→ Data shown
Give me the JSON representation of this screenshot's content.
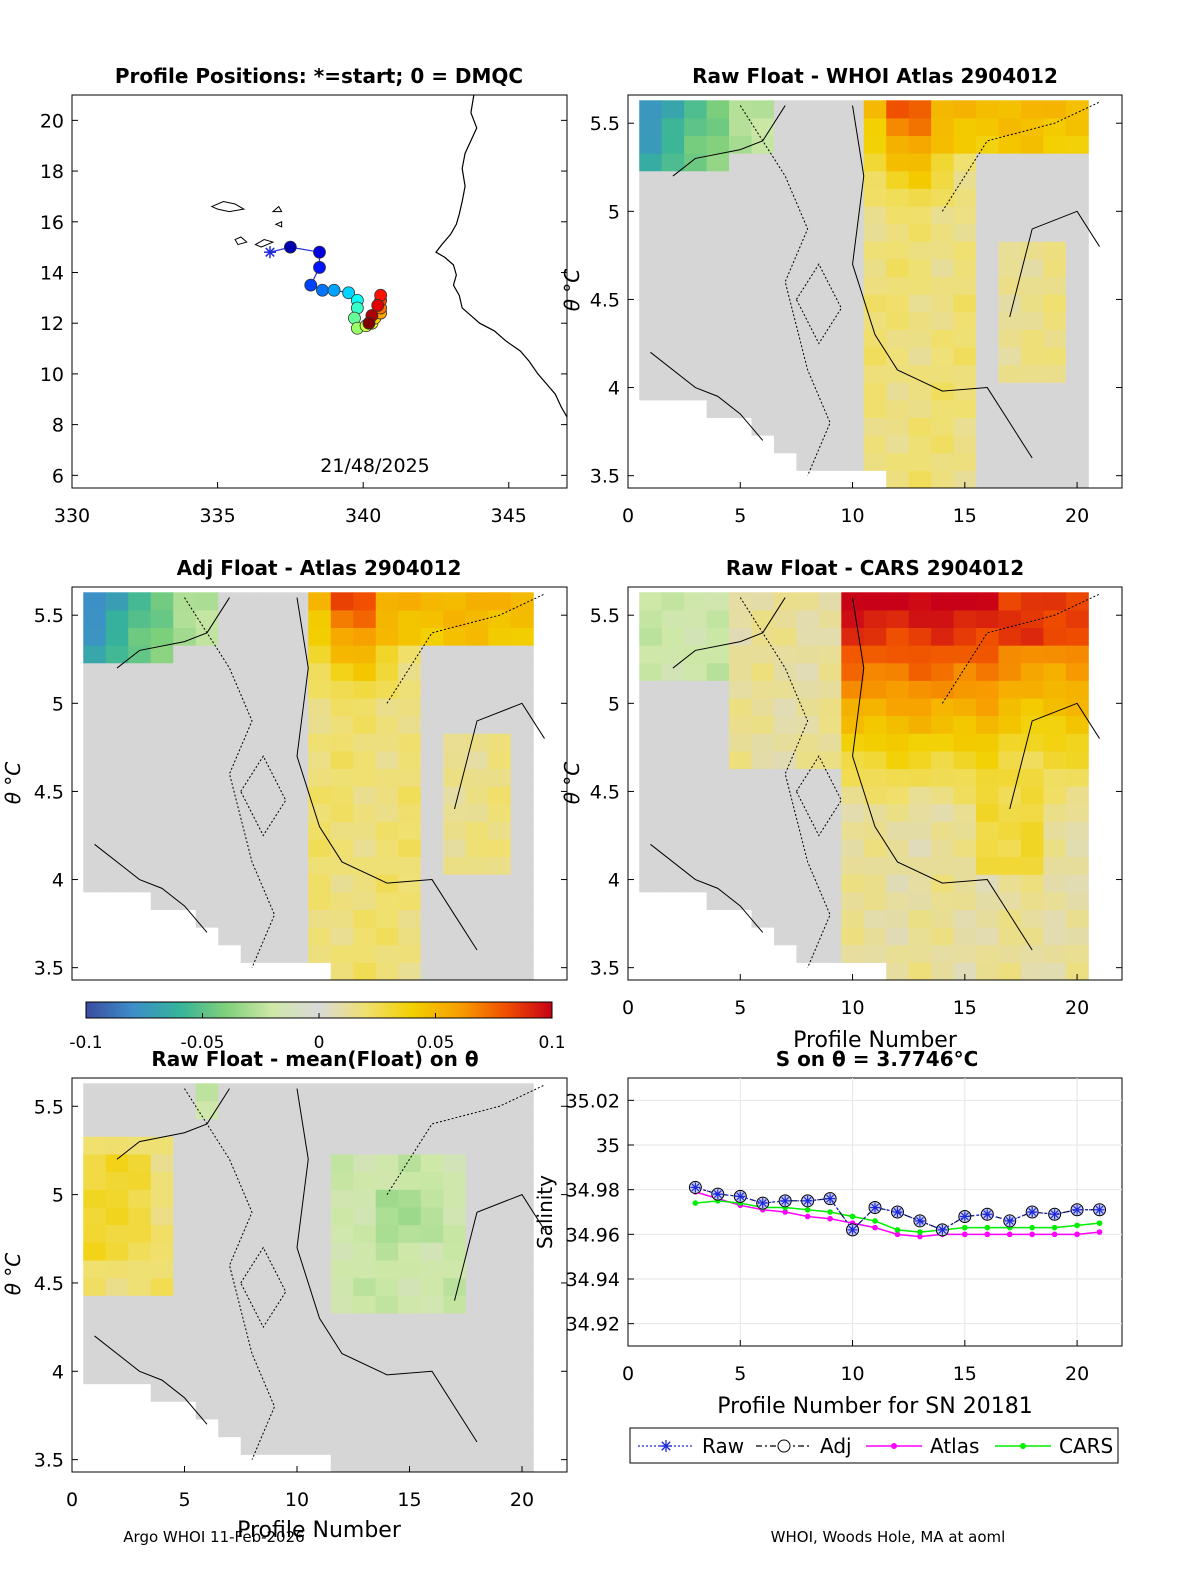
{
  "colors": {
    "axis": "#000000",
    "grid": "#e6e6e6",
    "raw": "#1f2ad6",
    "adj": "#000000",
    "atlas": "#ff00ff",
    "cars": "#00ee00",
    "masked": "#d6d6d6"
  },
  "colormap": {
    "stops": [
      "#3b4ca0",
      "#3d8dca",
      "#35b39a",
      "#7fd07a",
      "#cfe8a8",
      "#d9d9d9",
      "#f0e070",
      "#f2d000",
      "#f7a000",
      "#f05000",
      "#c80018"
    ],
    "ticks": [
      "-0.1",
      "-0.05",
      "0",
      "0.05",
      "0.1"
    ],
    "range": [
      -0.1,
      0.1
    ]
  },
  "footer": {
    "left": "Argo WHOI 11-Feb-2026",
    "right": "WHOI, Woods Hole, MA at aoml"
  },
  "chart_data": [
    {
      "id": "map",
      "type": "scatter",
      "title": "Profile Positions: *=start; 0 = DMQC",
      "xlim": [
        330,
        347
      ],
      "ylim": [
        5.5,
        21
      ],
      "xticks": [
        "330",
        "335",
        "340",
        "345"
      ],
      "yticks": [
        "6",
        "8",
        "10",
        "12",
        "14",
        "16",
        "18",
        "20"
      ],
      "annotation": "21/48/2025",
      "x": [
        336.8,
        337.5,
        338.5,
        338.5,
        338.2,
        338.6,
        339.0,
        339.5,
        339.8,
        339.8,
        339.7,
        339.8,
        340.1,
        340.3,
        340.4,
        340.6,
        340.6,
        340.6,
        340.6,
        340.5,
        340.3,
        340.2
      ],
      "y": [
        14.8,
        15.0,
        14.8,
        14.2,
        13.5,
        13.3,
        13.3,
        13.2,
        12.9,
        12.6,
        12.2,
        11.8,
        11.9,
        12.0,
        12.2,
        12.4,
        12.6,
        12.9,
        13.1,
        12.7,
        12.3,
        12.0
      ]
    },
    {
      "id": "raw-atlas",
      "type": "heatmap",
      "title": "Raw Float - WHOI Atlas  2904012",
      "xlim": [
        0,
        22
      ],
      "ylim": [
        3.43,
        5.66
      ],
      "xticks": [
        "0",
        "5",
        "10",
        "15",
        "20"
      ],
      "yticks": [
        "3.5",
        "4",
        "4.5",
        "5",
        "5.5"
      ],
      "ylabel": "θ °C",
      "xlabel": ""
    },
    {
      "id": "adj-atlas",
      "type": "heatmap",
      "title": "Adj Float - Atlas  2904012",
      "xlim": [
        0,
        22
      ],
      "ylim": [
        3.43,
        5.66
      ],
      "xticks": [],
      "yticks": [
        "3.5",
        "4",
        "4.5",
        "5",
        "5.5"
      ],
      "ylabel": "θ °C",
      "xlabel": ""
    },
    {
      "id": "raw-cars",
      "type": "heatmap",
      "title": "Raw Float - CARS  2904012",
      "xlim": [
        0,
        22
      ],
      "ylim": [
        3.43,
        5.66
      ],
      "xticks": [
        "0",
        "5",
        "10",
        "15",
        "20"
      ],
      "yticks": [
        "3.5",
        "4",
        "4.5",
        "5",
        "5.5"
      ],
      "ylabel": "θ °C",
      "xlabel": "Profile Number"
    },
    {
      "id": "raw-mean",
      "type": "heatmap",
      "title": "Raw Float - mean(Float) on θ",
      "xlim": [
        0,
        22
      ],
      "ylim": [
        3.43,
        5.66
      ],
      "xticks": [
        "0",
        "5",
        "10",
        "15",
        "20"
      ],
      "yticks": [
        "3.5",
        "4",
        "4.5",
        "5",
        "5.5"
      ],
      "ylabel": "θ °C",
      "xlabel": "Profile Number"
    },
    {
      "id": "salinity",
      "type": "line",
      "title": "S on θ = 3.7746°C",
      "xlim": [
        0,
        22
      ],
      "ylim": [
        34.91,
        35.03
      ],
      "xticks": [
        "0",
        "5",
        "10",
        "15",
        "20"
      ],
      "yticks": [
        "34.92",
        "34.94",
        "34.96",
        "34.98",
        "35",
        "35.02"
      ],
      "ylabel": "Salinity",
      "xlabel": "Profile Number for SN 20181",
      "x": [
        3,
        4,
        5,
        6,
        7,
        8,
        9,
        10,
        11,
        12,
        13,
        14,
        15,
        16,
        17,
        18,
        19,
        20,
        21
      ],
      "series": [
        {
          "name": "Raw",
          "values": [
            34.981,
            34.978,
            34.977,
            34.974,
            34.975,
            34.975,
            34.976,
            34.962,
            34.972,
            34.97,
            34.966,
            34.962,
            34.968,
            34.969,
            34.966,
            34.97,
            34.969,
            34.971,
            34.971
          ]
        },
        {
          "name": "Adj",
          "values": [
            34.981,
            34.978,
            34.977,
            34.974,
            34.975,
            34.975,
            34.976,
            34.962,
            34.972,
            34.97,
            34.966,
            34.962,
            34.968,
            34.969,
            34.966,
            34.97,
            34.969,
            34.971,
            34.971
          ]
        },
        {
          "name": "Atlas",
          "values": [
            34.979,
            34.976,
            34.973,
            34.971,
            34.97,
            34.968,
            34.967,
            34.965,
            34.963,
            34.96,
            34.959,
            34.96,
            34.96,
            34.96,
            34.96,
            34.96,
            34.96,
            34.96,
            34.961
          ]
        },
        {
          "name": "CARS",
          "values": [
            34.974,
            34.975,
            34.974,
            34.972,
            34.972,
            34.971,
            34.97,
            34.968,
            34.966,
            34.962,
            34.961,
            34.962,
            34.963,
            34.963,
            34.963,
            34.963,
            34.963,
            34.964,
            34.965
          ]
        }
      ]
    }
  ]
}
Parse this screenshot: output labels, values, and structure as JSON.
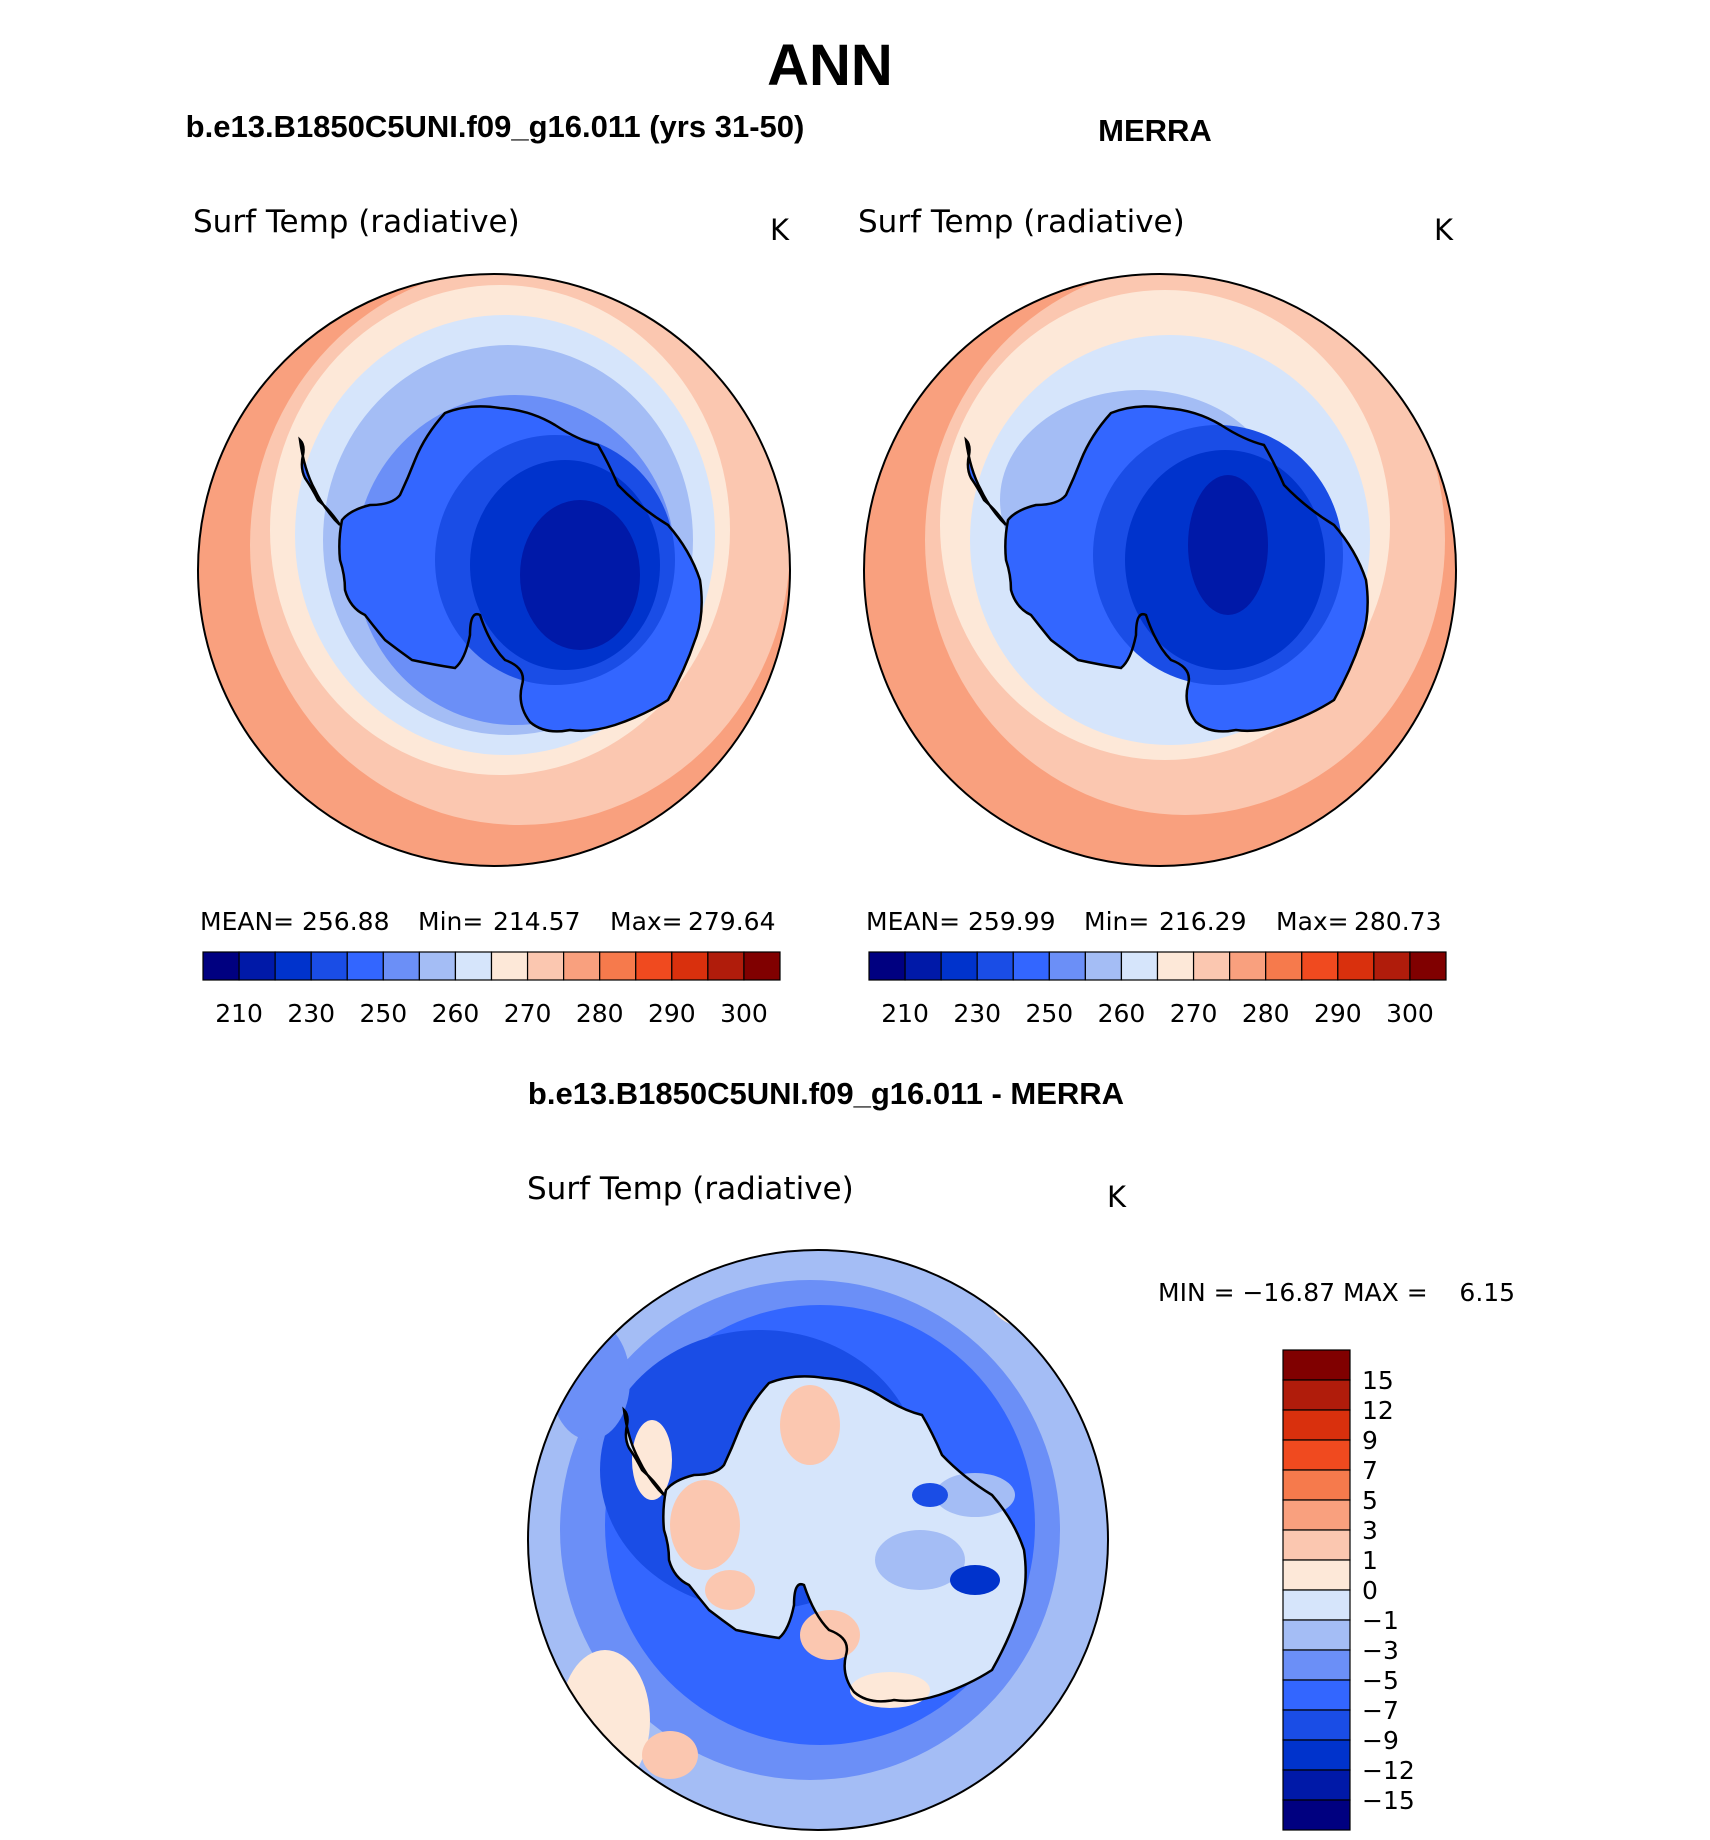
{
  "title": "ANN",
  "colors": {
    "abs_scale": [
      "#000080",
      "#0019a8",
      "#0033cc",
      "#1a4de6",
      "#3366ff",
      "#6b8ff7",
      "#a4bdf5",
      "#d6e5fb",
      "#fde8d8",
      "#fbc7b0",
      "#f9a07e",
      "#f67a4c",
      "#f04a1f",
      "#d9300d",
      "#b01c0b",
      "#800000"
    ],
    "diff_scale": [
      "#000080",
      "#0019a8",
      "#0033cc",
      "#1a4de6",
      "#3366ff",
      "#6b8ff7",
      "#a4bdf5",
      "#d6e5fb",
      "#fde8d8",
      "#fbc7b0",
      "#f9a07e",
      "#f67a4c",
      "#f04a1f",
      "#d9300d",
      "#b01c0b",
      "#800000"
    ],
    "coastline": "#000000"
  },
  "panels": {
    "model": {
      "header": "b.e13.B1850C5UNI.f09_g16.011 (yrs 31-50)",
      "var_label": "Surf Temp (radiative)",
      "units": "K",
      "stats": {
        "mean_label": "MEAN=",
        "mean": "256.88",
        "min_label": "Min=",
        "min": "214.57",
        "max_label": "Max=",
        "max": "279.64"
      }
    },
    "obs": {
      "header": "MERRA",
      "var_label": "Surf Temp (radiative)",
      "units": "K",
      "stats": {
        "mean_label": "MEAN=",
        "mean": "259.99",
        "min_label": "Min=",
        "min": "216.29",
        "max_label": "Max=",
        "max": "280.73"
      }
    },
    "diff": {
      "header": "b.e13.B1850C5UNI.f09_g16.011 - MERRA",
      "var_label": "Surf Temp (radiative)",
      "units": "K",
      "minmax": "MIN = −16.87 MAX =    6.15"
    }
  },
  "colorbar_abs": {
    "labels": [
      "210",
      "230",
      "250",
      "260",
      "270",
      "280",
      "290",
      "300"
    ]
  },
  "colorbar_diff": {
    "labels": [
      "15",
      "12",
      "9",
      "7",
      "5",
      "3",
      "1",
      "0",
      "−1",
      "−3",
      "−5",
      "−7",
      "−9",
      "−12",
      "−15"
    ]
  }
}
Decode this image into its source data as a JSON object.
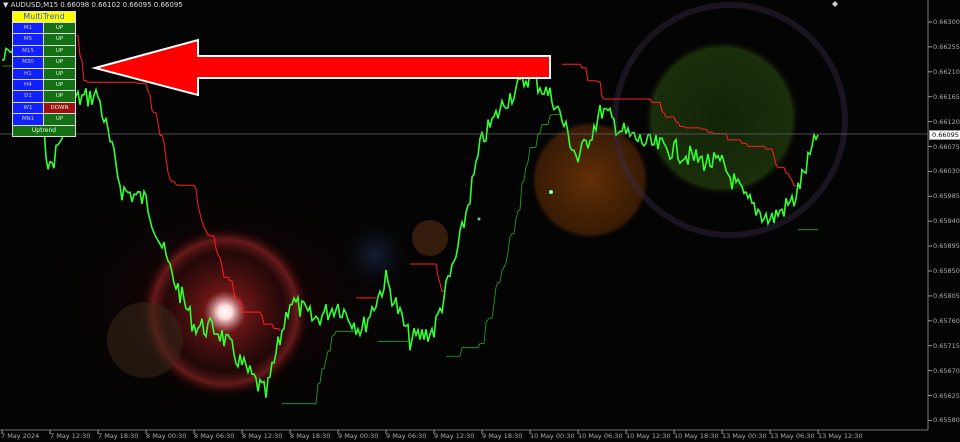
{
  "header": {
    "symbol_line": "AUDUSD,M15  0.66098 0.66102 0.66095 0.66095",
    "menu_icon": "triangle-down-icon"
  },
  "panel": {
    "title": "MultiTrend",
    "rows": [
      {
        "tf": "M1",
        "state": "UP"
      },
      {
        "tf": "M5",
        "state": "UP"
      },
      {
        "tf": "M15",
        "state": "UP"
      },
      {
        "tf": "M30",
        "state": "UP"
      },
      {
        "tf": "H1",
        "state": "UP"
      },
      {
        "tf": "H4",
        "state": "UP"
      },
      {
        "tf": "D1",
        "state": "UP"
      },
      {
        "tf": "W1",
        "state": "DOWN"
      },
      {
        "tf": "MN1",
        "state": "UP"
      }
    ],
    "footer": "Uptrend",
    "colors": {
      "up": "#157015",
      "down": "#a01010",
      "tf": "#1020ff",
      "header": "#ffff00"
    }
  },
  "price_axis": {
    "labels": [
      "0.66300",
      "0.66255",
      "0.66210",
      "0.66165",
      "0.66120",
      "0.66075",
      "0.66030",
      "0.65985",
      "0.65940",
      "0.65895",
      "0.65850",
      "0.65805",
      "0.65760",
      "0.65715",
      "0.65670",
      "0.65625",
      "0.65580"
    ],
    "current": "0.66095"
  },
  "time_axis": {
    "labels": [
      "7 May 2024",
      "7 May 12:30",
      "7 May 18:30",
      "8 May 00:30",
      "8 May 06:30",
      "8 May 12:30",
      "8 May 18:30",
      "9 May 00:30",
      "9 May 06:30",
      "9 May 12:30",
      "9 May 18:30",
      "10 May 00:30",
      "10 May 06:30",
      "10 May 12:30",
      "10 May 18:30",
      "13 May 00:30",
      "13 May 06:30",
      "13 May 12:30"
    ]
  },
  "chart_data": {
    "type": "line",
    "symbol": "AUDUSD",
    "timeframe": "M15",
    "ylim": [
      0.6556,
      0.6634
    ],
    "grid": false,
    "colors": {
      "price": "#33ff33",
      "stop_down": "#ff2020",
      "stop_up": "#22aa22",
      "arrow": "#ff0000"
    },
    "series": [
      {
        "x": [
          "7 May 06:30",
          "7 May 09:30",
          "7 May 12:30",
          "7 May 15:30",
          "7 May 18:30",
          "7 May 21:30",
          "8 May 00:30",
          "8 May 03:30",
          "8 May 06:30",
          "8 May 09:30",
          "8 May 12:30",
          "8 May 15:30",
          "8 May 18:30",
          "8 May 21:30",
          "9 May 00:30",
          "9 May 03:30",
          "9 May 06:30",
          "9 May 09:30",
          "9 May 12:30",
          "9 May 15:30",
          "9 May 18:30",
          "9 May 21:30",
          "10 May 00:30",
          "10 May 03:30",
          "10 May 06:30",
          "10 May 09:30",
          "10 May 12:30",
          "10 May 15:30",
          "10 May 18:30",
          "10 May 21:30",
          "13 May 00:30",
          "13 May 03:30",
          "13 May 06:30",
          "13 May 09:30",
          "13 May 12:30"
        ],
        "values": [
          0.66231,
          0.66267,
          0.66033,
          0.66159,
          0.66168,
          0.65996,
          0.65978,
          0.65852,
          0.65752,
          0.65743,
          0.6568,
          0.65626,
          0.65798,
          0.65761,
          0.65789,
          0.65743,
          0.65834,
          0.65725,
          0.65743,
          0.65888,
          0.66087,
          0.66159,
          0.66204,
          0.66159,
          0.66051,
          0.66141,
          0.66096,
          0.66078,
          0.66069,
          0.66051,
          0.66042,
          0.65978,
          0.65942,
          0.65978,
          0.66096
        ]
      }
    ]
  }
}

→ Request
Above are the records. Copy every line in them holding "name".

→ Exercise answer
          "name": "Raw",
          "name": "Adj",
          "name": "Atlas",
          "name": "CARS",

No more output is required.